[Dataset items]
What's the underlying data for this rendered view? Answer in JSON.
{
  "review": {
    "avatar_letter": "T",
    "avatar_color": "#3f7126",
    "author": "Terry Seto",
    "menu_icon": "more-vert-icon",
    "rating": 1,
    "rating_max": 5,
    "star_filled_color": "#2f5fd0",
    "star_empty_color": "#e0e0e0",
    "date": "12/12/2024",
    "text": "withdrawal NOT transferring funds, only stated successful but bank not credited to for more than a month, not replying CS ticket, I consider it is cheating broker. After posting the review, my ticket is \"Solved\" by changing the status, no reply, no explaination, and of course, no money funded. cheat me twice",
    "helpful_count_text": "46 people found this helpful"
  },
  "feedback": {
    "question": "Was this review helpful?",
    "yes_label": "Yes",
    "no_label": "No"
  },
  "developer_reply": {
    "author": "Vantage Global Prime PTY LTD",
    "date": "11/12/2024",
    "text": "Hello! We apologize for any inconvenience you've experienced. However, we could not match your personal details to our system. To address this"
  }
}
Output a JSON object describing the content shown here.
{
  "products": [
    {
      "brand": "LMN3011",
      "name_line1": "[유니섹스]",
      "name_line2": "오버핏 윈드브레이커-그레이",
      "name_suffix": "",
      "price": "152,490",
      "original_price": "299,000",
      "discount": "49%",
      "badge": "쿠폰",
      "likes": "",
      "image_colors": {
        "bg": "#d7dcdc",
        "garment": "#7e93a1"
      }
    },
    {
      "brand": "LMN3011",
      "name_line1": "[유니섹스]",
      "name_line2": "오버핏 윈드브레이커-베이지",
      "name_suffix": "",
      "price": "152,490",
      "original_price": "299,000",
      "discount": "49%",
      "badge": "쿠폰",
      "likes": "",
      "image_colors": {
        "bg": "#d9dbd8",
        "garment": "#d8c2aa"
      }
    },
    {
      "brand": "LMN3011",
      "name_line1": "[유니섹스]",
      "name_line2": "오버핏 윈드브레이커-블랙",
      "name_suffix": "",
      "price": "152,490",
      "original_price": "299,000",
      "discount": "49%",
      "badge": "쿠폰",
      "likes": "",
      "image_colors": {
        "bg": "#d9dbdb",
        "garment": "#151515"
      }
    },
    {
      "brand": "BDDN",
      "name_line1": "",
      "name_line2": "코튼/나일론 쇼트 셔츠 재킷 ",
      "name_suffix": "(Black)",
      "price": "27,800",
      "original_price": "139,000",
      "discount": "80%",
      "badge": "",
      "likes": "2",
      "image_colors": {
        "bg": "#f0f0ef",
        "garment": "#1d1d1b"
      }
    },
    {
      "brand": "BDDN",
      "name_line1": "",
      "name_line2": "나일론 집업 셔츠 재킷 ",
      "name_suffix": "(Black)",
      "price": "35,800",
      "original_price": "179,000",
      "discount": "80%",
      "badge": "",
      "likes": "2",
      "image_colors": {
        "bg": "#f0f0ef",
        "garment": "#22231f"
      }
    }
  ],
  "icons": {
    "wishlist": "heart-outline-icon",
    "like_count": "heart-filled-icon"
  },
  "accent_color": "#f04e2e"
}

WHAT THIS TASK INVOLVES
Transcribe all lines as written.

EXPECTED ANSWER
What's the underlying data for this rendered view? Answer in JSON.
{
  "review": {
    "avatar_letter": "T",
    "avatar_color": "#3f7126",
    "author": "Terry Seto",
    "menu_icon": "more-vert-icon",
    "rating": 1,
    "rating_max": 5,
    "star_filled_color": "#2f5fd0",
    "star_empty_color": "#e0e0e0",
    "date": "12/12/2024",
    "text": "withdrawal NOT transferring funds, only stated successful but bank not credited to for more than a month, not replying CS ticket, I consider it is cheating broker. After posting the review, my ticket is \"Solved\" by changing the status, no reply, no explaination, and of course, no money funded. cheat me twice",
    "helpful_count_text": "46 people found this helpful"
  },
  "feedback": {
    "question": "Was this review helpful?",
    "yes_label": "Yes",
    "no_label": "No"
  },
  "developer_reply": {
    "author": "Vantage Global Prime PTY LTD",
    "date": "11/12/2024",
    "text": "Hello! We apologize for any inconvenience you've experienced. However, we could not match your personal details to our system. To address this"
  }
}
Output a JSON object describing the content shown here.
{
  "products": [
    {
      "brand": "LMN3011",
      "name_line1": "[유니섹스]",
      "name_line2": "오버핏 윈드브레이커-그레이",
      "name_suffix": "",
      "price": "152,490",
      "original_price": "299,000",
      "discount": "49%",
      "badge": "쿠폰",
      "likes": "",
      "image_colors": {
        "bg": "#d7dcdc",
        "garment": "#7e93a1"
      }
    },
    {
      "brand": "LMN3011",
      "name_line1": "[유니섹스]",
      "name_line2": "오버핏 윈드브레이커-베이지",
      "name_suffix": "",
      "price": "152,490",
      "original_price": "299,000",
      "discount": "49%",
      "badge": "쿠폰",
      "likes": "",
      "image_colors": {
        "bg": "#d9dbd8",
        "garment": "#d8c2aa"
      }
    },
    {
      "brand": "LMN3011",
      "name_line1": "[유니섹스]",
      "name_line2": "오버핏 윈드브레이커-블랙",
      "name_suffix": "",
      "price": "152,490",
      "original_price": "299,000",
      "discount": "49%",
      "badge": "쿠폰",
      "likes": "",
      "image_colors": {
        "bg": "#d9dbdb",
        "garment": "#151515"
      }
    },
    {
      "brand": "BDDN",
      "name_line1": "",
      "name_line2": "코튼/나일론 쇼트 셔츠 재킷 ",
      "name_suffix": "(Black)",
      "price": "27,800",
      "original_price": "139,000",
      "discount": "80%",
      "badge": "",
      "likes": "2",
      "image_colors": {
        "bg": "#f0f0ef",
        "garment": "#1d1d1b"
      }
    },
    {
      "brand": "BDDN",
      "name_line1": "",
      "name_line2": "나일론 집업 셔츠 재킷 ",
      "name_suffix": "(Black)",
      "price": "35,800",
      "original_price": "179,000",
      "discount": "80%",
      "badge": "",
      "likes": "2",
      "image_colors": {
        "bg": "#f0f0ef",
        "garment": "#22231f"
      }
    }
  ],
  "icons": {
    "wishlist": "heart-outline-icon",
    "like_count": "heart-filled-icon"
  },
  "accent_color": "#f04e2e"
}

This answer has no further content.